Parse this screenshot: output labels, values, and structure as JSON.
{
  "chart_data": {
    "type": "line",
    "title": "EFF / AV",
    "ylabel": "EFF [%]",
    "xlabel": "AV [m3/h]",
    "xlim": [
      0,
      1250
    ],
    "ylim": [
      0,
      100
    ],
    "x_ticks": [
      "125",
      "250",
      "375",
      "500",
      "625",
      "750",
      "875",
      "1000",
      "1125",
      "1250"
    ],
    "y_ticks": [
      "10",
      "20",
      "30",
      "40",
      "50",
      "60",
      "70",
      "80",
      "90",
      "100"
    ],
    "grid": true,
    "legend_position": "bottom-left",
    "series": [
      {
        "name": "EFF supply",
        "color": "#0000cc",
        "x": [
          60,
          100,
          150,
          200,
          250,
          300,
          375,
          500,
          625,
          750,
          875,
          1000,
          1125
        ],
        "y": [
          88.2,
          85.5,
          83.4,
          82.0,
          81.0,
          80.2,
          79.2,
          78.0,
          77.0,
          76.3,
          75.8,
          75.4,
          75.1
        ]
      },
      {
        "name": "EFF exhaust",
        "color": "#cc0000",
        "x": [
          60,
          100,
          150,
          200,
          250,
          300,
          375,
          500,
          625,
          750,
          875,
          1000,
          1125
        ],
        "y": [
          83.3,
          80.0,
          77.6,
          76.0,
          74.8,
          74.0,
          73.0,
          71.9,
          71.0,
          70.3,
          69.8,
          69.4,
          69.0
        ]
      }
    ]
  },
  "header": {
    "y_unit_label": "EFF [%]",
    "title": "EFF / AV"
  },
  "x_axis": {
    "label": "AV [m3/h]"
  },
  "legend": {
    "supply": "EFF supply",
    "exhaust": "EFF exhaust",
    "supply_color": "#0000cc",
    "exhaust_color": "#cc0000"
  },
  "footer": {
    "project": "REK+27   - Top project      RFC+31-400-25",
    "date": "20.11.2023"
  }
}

Given request: Print the complete listing again, exactly as it stands.

Result of the exercise:
Parse this screenshot: output labels, values, and structure as JSON.
{
  "chart_data": {
    "type": "line",
    "title": "EFF / AV",
    "ylabel": "EFF [%]",
    "xlabel": "AV [m3/h]",
    "xlim": [
      0,
      1250
    ],
    "ylim": [
      0,
      100
    ],
    "x_ticks": [
      "125",
      "250",
      "375",
      "500",
      "625",
      "750",
      "875",
      "1000",
      "1125",
      "1250"
    ],
    "y_ticks": [
      "10",
      "20",
      "30",
      "40",
      "50",
      "60",
      "70",
      "80",
      "90",
      "100"
    ],
    "grid": true,
    "legend_position": "bottom-left",
    "series": [
      {
        "name": "EFF supply",
        "color": "#0000cc",
        "x": [
          60,
          100,
          150,
          200,
          250,
          300,
          375,
          500,
          625,
          750,
          875,
          1000,
          1125
        ],
        "y": [
          88.2,
          85.5,
          83.4,
          82.0,
          81.0,
          80.2,
          79.2,
          78.0,
          77.0,
          76.3,
          75.8,
          75.4,
          75.1
        ]
      },
      {
        "name": "EFF exhaust",
        "color": "#cc0000",
        "x": [
          60,
          100,
          150,
          200,
          250,
          300,
          375,
          500,
          625,
          750,
          875,
          1000,
          1125
        ],
        "y": [
          83.3,
          80.0,
          77.6,
          76.0,
          74.8,
          74.0,
          73.0,
          71.9,
          71.0,
          70.3,
          69.8,
          69.4,
          69.0
        ]
      }
    ]
  },
  "header": {
    "y_unit_label": "EFF [%]",
    "title": "EFF / AV"
  },
  "x_axis": {
    "label": "AV [m3/h]"
  },
  "legend": {
    "supply": "EFF supply",
    "exhaust": "EFF exhaust",
    "supply_color": "#0000cc",
    "exhaust_color": "#cc0000"
  },
  "footer": {
    "project": "REK+27   - Top project      RFC+31-400-25",
    "date": "20.11.2023"
  }
}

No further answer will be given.